**Input records**
* start *
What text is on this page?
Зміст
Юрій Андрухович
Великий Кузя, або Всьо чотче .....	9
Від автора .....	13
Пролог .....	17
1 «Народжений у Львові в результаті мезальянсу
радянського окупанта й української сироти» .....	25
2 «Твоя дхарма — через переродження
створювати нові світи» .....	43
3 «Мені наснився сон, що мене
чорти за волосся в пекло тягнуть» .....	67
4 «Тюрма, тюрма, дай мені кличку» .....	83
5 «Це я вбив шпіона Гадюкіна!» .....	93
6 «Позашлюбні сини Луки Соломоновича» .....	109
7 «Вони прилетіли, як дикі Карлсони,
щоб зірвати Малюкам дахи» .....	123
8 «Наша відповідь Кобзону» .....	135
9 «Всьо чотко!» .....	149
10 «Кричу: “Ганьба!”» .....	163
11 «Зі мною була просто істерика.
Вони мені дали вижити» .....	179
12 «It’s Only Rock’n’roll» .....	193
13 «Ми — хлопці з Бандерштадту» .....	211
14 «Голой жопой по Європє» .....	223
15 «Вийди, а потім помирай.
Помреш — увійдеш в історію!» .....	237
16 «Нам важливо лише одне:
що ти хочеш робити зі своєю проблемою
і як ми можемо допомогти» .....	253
* end *
**What the exercise asks**
Repeat the entries shown above, every one, word for word.

**Reply**
What text is on this page?
Зміст
Юрій Андрухович
Великий Кузя, або Всьо чотче .....	9
Від автора .....	13
Пролог .....	17
1 «Народжений у Львові в результаті мезальянсу
радянського окупанта й української сироти» .....	25
2 «Твоя дхарма — через переродження
створювати нові світи» .....	43
3 «Мені наснився сон, що мене
чорти за волосся в пекло тягнуть» .....	67
4 «Тюрма, тюрма, дай мені кличку» .....	83
5 «Це я вбив шпіона Гадюкіна!» .....	93
6 «Позашлюбні сини Луки Соломоновича» .....	109
7 «Вони прилетіли, як дикі Карлсони,
щоб зірвати Малюкам дахи» .....	123
8 «Наша відповідь Кобзону» .....	135
9 «Всьо чотко!» .....	149
10 «Кричу: “Ганьба!”» .....	163
11 «Зі мною була просто істерика.
Вони мені дали вижити» .....	179
12 «It’s Only Rock’n’roll» .....	193
13 «Ми — хлопці з Бандерштадту» .....	211
14 «Голой жопой по Європє» .....	223
15 «Вийди, а потім помирай.
Помреш — увійдеш в історію!» .....	237
16 «Нам важливо лише одне:
що ти хочеш робити зі своєю проблемою
і як ми можемо допомогти» .....	253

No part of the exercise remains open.